→ Exercise directions
Would you repeat the listing exactly but omit every picture?
┌──
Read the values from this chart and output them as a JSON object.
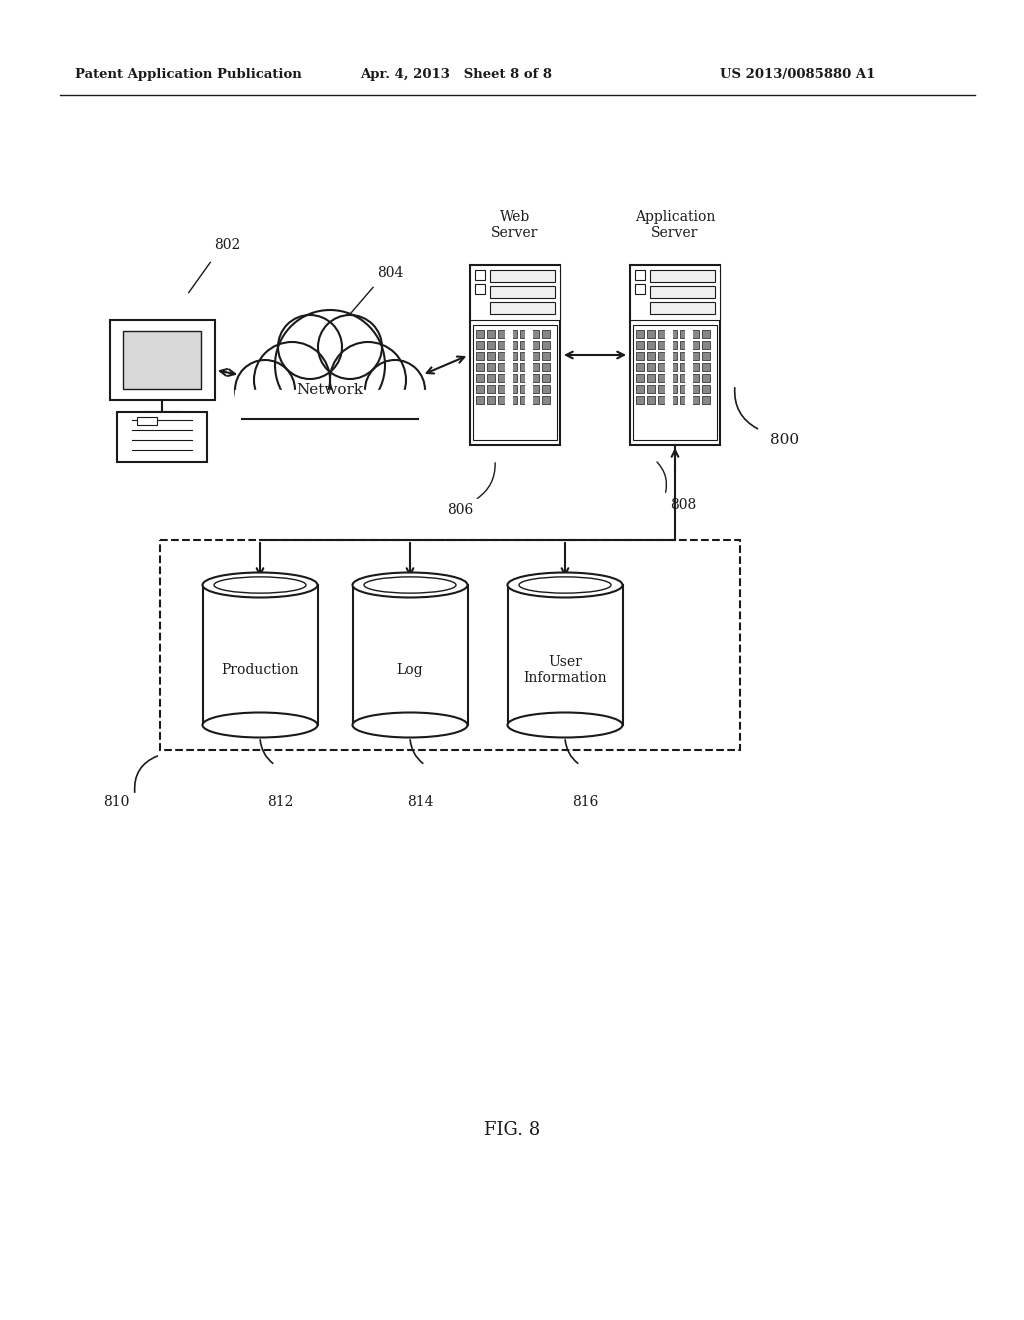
{
  "bg_color": "#ffffff",
  "header_left": "Patent Application Publication",
  "header_mid": "Apr. 4, 2013   Sheet 8 of 8",
  "header_right": "US 2013/0085880 A1",
  "fig_label": "FIG. 8",
  "labels": {
    "802": "802",
    "804": "804",
    "806": "806",
    "808": "808",
    "800": "800",
    "810": "810",
    "812": "812",
    "814": "814",
    "816": "816",
    "network": "Network",
    "web_server": "Web\nServer",
    "app_server": "Application\nServer",
    "production": "Production",
    "log": "Log",
    "user_info": "User\nInformation"
  },
  "line_color": "#1a1a1a",
  "text_color": "#1a1a1a"
}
└──
→ Task result
Read the values from this chart and output them as a JSON object.
{
  "bg_color": "#ffffff",
  "header_left": "Patent Application Publication",
  "header_mid": "Apr. 4, 2013   Sheet 8 of 8",
  "header_right": "US 2013/0085880 A1",
  "fig_label": "FIG. 8",
  "labels": {
    "802": "802",
    "804": "804",
    "806": "806",
    "808": "808",
    "800": "800",
    "810": "810",
    "812": "812",
    "814": "814",
    "816": "816",
    "network": "Network",
    "web_server": "Web\nServer",
    "app_server": "Application\nServer",
    "production": "Production",
    "log": "Log",
    "user_info": "User\nInformation"
  },
  "line_color": "#1a1a1a",
  "text_color": "#1a1a1a"
}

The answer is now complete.